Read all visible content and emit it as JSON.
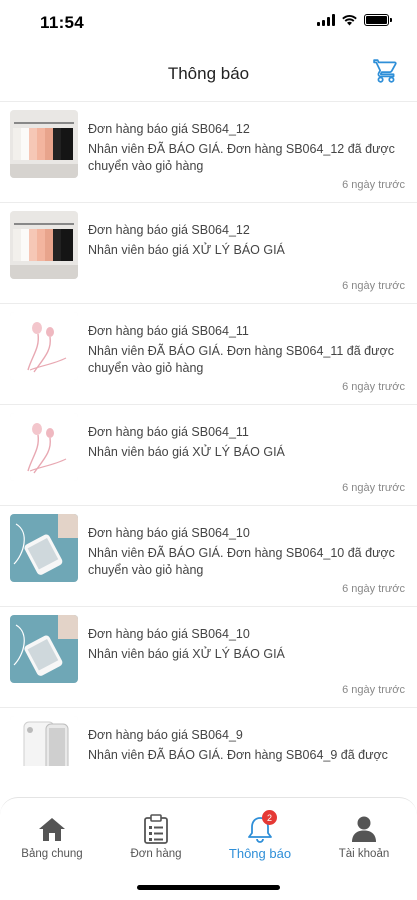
{
  "status_bar": {
    "time": "11:54"
  },
  "header": {
    "title": "Thông báo",
    "cart_icon": "shopping-cart-icon"
  },
  "notifications": [
    {
      "title": "Đơn hàng báo giá SB064_12",
      "message": "Nhân viên ĐÃ BÁO GIÁ. Đơn hàng SB064_12 đã được chuyển vào giỏ hàng",
      "time": "6 ngày trước",
      "image": "clothes-rack"
    },
    {
      "title": "Đơn hàng báo giá SB064_12",
      "message": "Nhân viên báo giá XỬ LÝ BÁO GIÁ",
      "time": "6 ngày trước",
      "image": "clothes-rack"
    },
    {
      "title": "Đơn hàng báo giá SB064_11",
      "message": "Nhân viên ĐÃ BÁO GIÁ. Đơn hàng SB064_11 đã được chuyển vào giỏ hàng",
      "time": "6 ngày trước",
      "image": "pink-earphones"
    },
    {
      "title": "Đơn hàng báo giá SB064_11",
      "message": "Nhân viên báo giá XỬ LÝ BÁO GIÁ",
      "time": "6 ngày trước",
      "image": "pink-earphones"
    },
    {
      "title": "Đơn hàng báo giá SB064_10",
      "message": "Nhân viên ĐÃ BÁO GIÁ. Đơn hàng SB064_10 đã được chuyển vào giỏ hàng",
      "time": "6 ngày trước",
      "image": "phone-on-blue"
    },
    {
      "title": "Đơn hàng báo giá SB064_10",
      "message": "Nhân viên báo giá XỬ LÝ BÁO GIÁ",
      "time": "6 ngày trước",
      "image": "phone-on-blue"
    },
    {
      "title": "Đơn hàng báo giá SB064_9",
      "message": "Nhân viên ĐÃ BÁO GIÁ. Đơn hàng SB064_9 đã được",
      "time": "",
      "image": "white-iphone"
    }
  ],
  "tabbar": {
    "tabs": [
      {
        "label": "Bảng chung",
        "icon": "home-icon"
      },
      {
        "label": "Đơn hàng",
        "icon": "clipboard-icon"
      },
      {
        "label": "Thông báo",
        "icon": "bell-icon",
        "badge": "2",
        "active": true
      },
      {
        "label": "Tài khoản",
        "icon": "user-icon"
      }
    ]
  },
  "colors": {
    "accent": "#2f8fd8",
    "badge": "#e53935",
    "divider": "#ececec"
  }
}
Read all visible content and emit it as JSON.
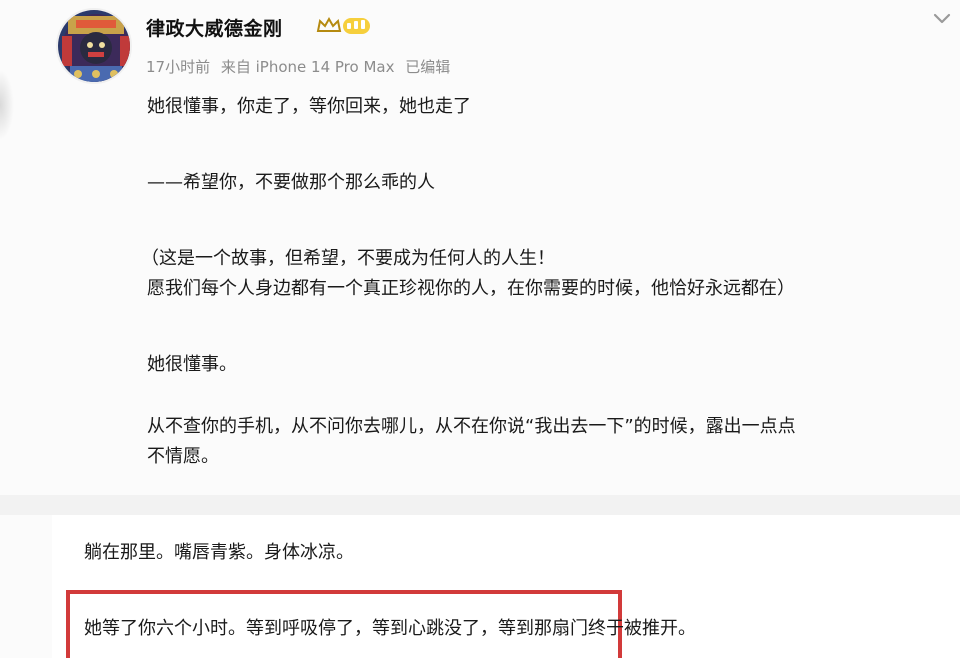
{
  "post": {
    "username": "律政大威德金刚",
    "meta": {
      "time": "17小时前",
      "source": "来自 iPhone 14 Pro Max",
      "edited": "已编辑"
    },
    "lines": [
      "她很懂事，你走了，等你回来，她也走了",
      "——希望你，不要做那个那么乖的人",
      "（这是一个故事，但希望，不要成为任何人的人生！",
      "愿我们每个人身边都有一个真正珍视你的人，在你需要的时候，他恰好永远都在）",
      "她很懂事。",
      "从不查你的手机，从不问你去哪儿，从不在你说“我出去一下”的时候，露出一点点",
      "不情愿。"
    ]
  },
  "lower": {
    "line1": "躺在那里。嘴唇青紫。身体冰凉。",
    "line2": "她等了你六个小时。等到呼吸停了，等到心跳没了，等到那扇门终于被推开。"
  },
  "colors": {
    "highlight_border": "#d23a3a",
    "vip_gold": "#e0b020",
    "meta_gray": "#8c8c8c"
  },
  "icons": {
    "avatar": "avatar-illustration",
    "vip": "vip-crown-badge-icon",
    "more": "chevron-down-icon"
  }
}
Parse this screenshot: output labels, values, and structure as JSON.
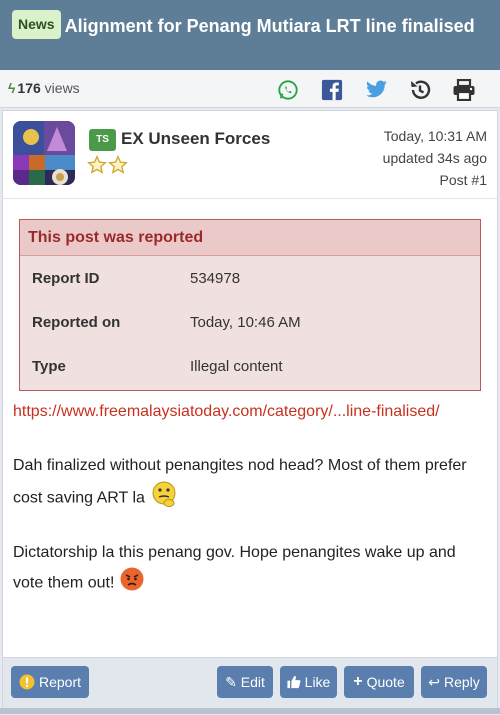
{
  "thread": {
    "badge": "News",
    "title": "Alignment for Penang Mutiara LRT line finalised"
  },
  "stats": {
    "views_count": "176",
    "views_label": "views"
  },
  "share": {
    "icons": [
      "whatsapp-icon",
      "facebook-icon",
      "twitter-icon",
      "history-icon",
      "print-icon"
    ],
    "colors": {
      "whatsapp": "#25a244",
      "facebook": "#3b5998",
      "twitter": "#4a9fe0",
      "history": "#333333",
      "print": "#333333"
    }
  },
  "post": {
    "author_badge": "TS",
    "author": "EX Unseen Forces",
    "rank_stars": 2,
    "time": "Today, 10:31 AM",
    "updated": "updated 34s ago",
    "post_number": "Post #1"
  },
  "report": {
    "title": "This post was reported",
    "rows": [
      {
        "key": "Report ID",
        "value": "534978"
      },
      {
        "key": "Reported on",
        "value": "Today, 10:46 AM"
      },
      {
        "key": "Type",
        "value": "Illegal content"
      }
    ]
  },
  "body": {
    "link_text": "https://www.freemalaysiatoday.com/category/...line-finalised/",
    "para1": "Dah finalized without penangites nod head? Most of them prefer cost saving ART la",
    "para2": "Dictatorship la this penang gov. Hope penangites wake up and vote them out!"
  },
  "actions": {
    "report": "Report",
    "edit": "Edit",
    "like": "Like",
    "quote": "Quote",
    "reply": "Reply"
  },
  "colors": {
    "header_bg": "#5e7e98",
    "button_bg": "#5a7fae",
    "report_title": "#9a2a2a",
    "link": "#c8301f"
  }
}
━━━━
Task prompt:
Return every line in the listing that contains the word "penangites".

Answer in full:
    "para1": "Dah finalized without penangites nod head? Most of them prefer cost saving ART la",
    "para2": "Dictatorship la this penang gov. Hope penangites wake up and vote them out!"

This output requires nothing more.